- [Task requirements]:
Determine how many lines include the string "احدث". Output that number only.
>>>>
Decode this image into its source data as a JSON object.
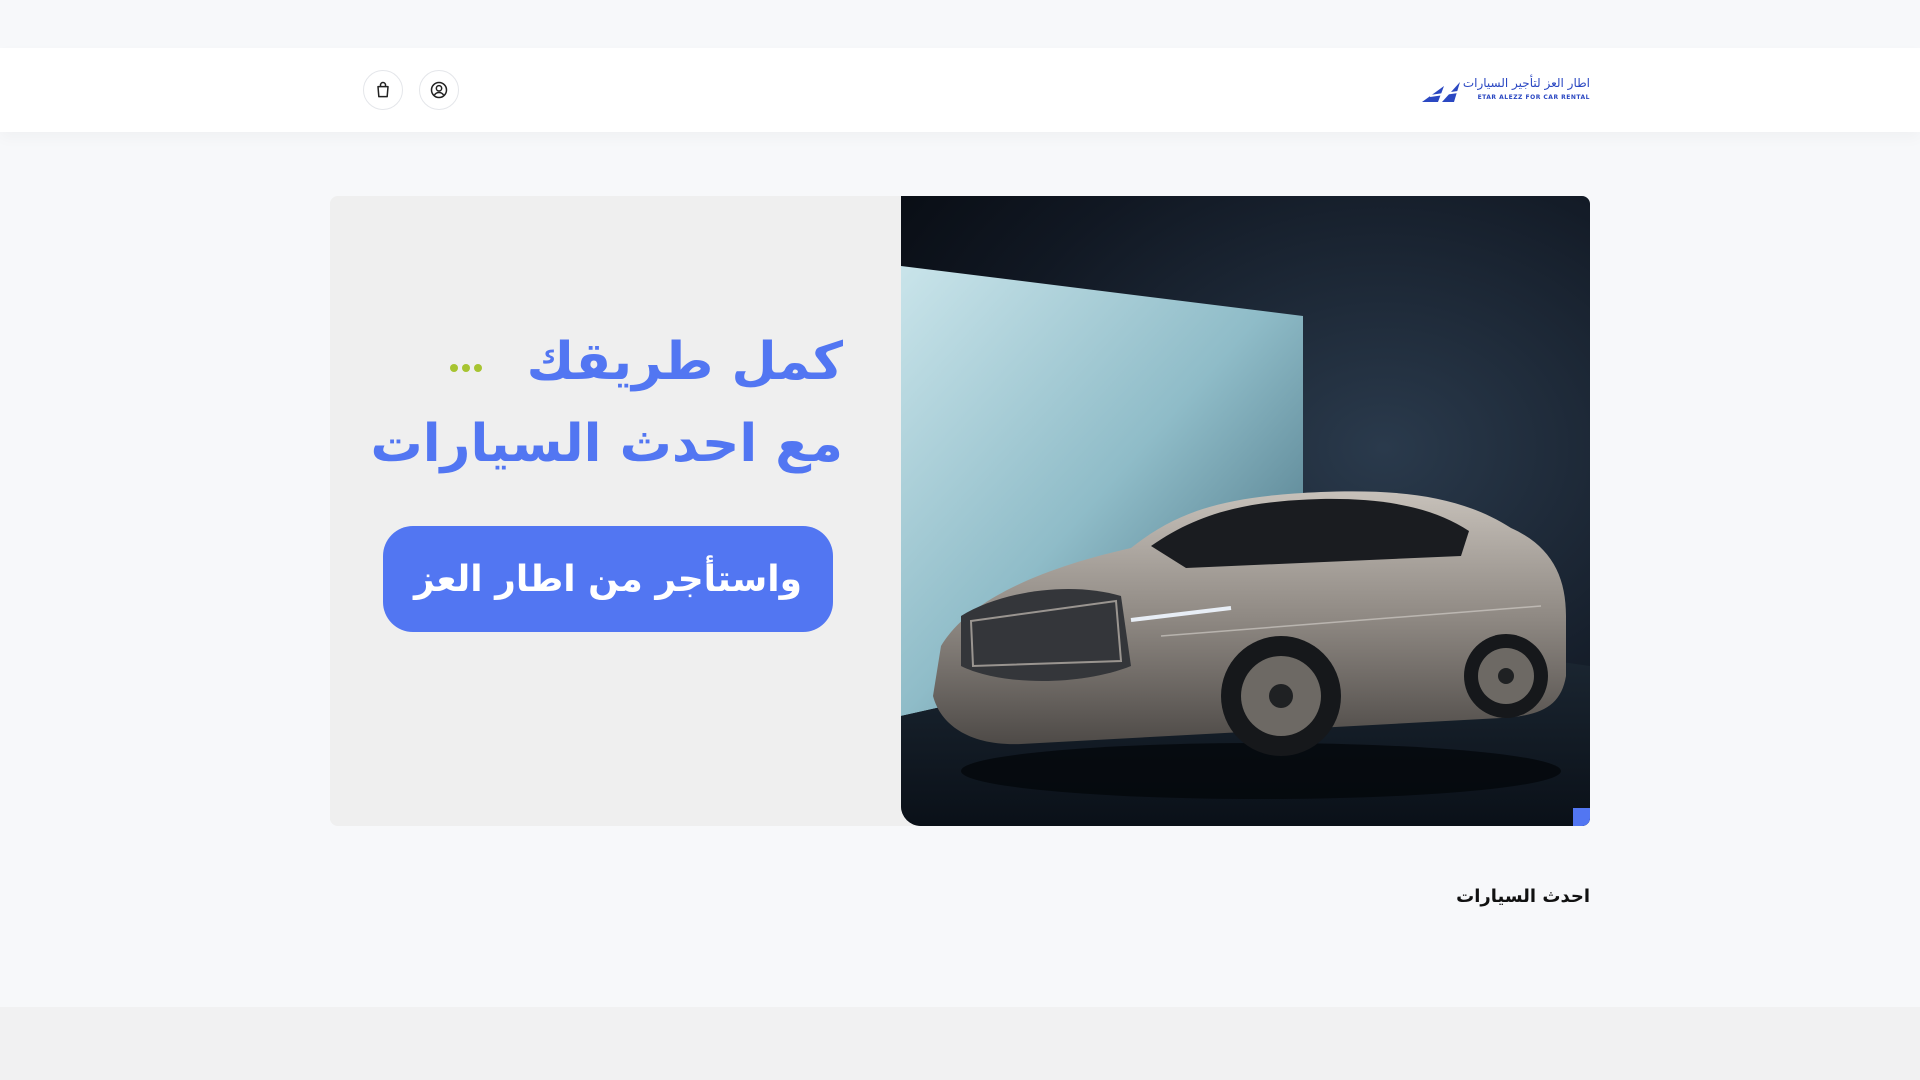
{
  "header": {
    "logo_text_ar": "اطار العز لتأجير السيارات",
    "logo_text_en": "ETAR ALEZZ FOR CAR RENTAL",
    "icons": [
      "cart-icon",
      "user-icon"
    ]
  },
  "hero": {
    "headline_line1": "كمل طريقك",
    "headline_line2": "مع احدث السيارات",
    "cta_label": "واستأجر من اطار العز",
    "accent_color": "#5276f2",
    "dots_color": "#a7c431"
  },
  "latest": {
    "title": "احدث السيارات"
  }
}
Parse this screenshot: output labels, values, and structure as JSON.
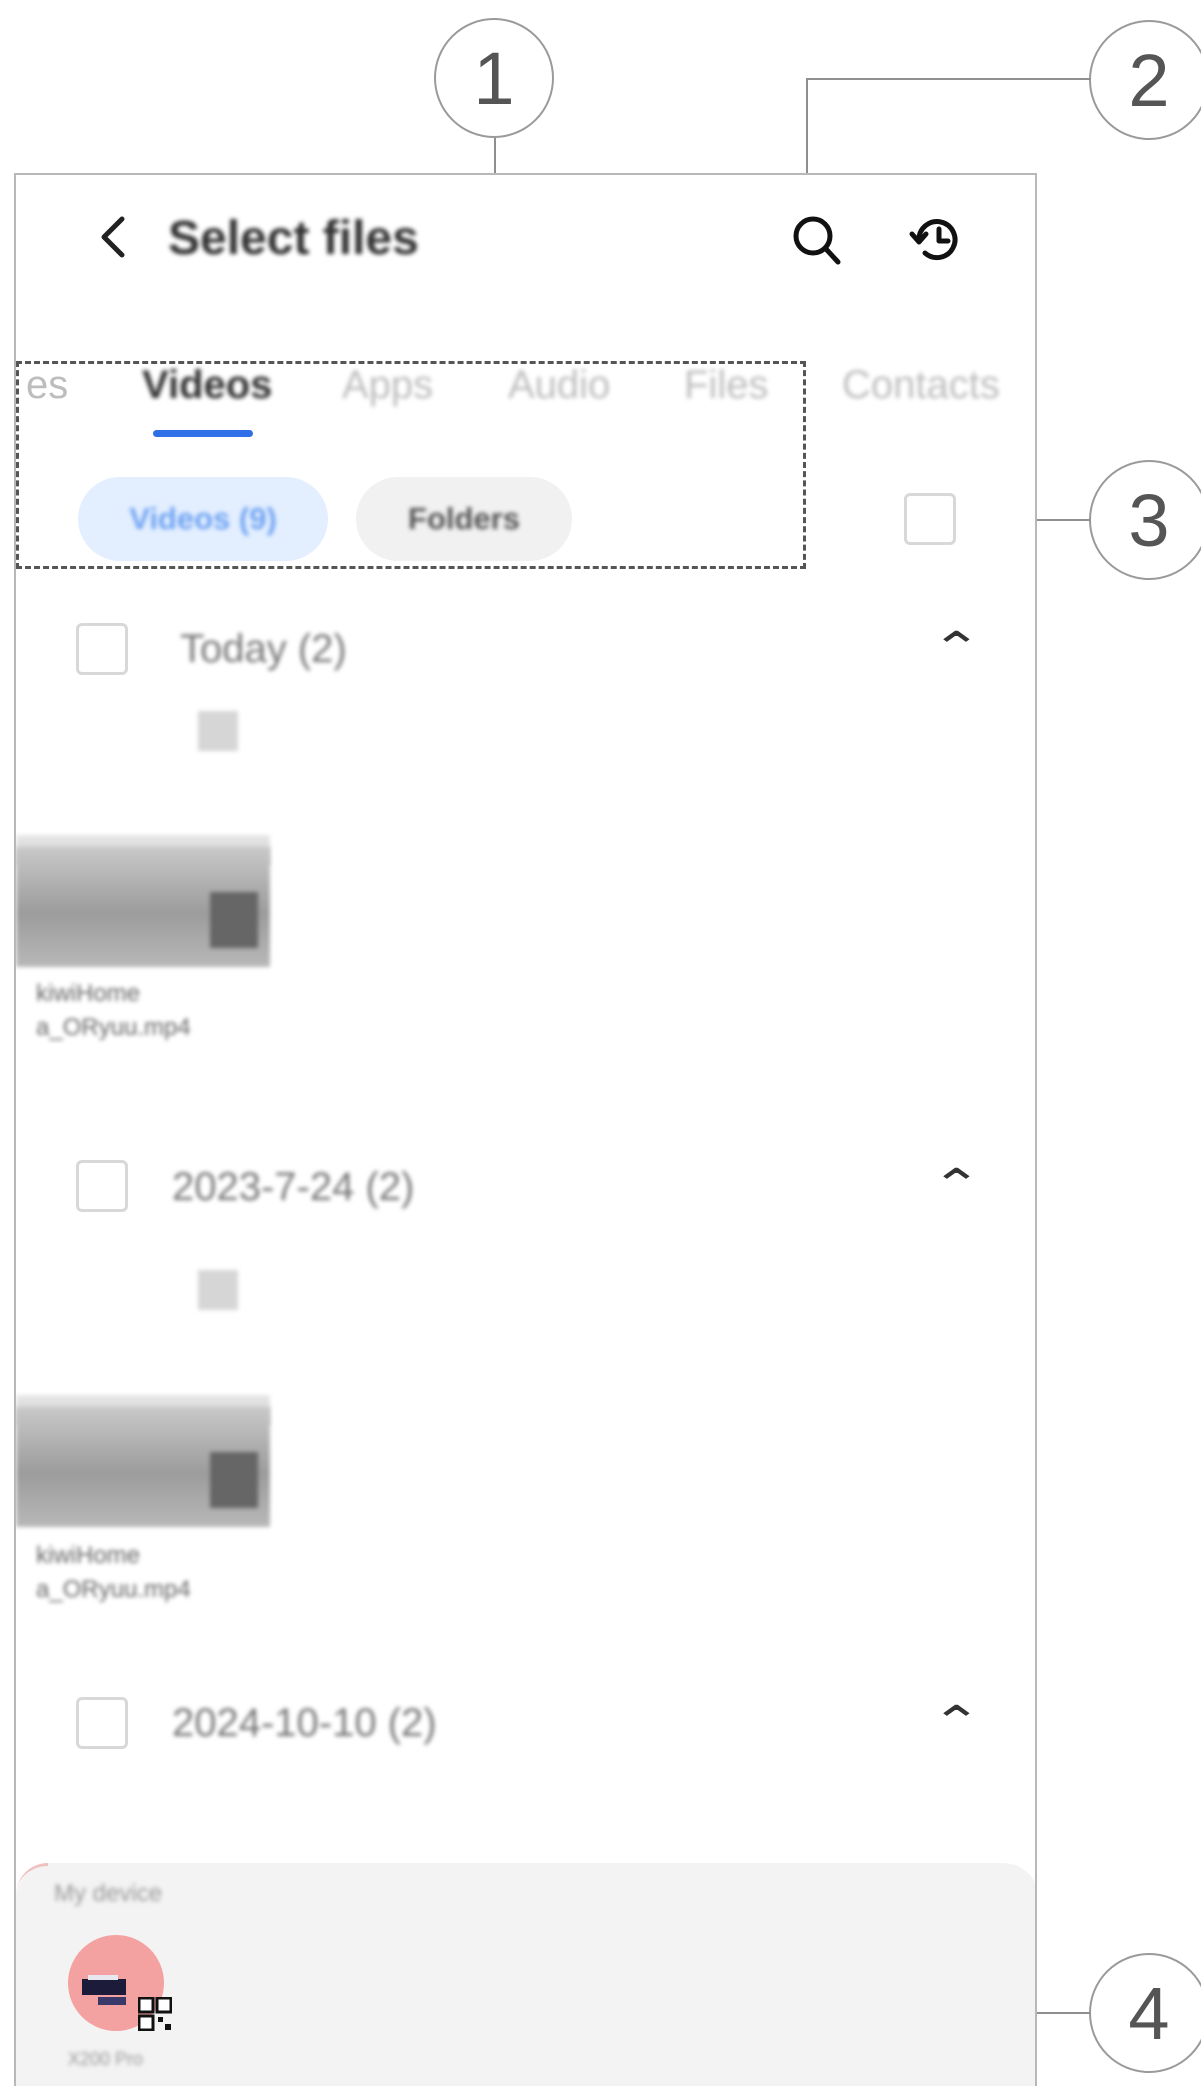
{
  "callouts": [
    "1",
    "2",
    "3",
    "4"
  ],
  "header": {
    "back_icon": "chevron-left-icon",
    "title": "Select files",
    "search_icon": "search-icon",
    "history_icon": "history-icon"
  },
  "tabs": [
    {
      "label": "es",
      "active": false
    },
    {
      "label": "Videos",
      "active": true
    },
    {
      "label": "Apps",
      "active": false
    },
    {
      "label": "Audio",
      "active": false
    },
    {
      "label": "Files",
      "active": false
    },
    {
      "label": "Contacts",
      "active": false
    }
  ],
  "filters": {
    "selected": "Videos (9)",
    "other": "Folders"
  },
  "groups": [
    {
      "title": "Today (2)",
      "file_line1": "kiwiHome",
      "file_line2": "a_ORyuu.mp4"
    },
    {
      "title": "2023-7-24 (2)",
      "file_line1": "kiwiHome",
      "file_line2": "a_ORyuu.mp4"
    },
    {
      "title": "2024-10-10 (2)"
    }
  ],
  "device_panel": {
    "label": "My device",
    "device_name": "X200 Pro",
    "qr_icon": "qr-code-icon"
  },
  "colors": {
    "accent": "#2f6fe8",
    "chip_selected_bg": "#e3efff",
    "avatar": "#f4a1a1"
  }
}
<<<<
- [Result of this exercise]:
2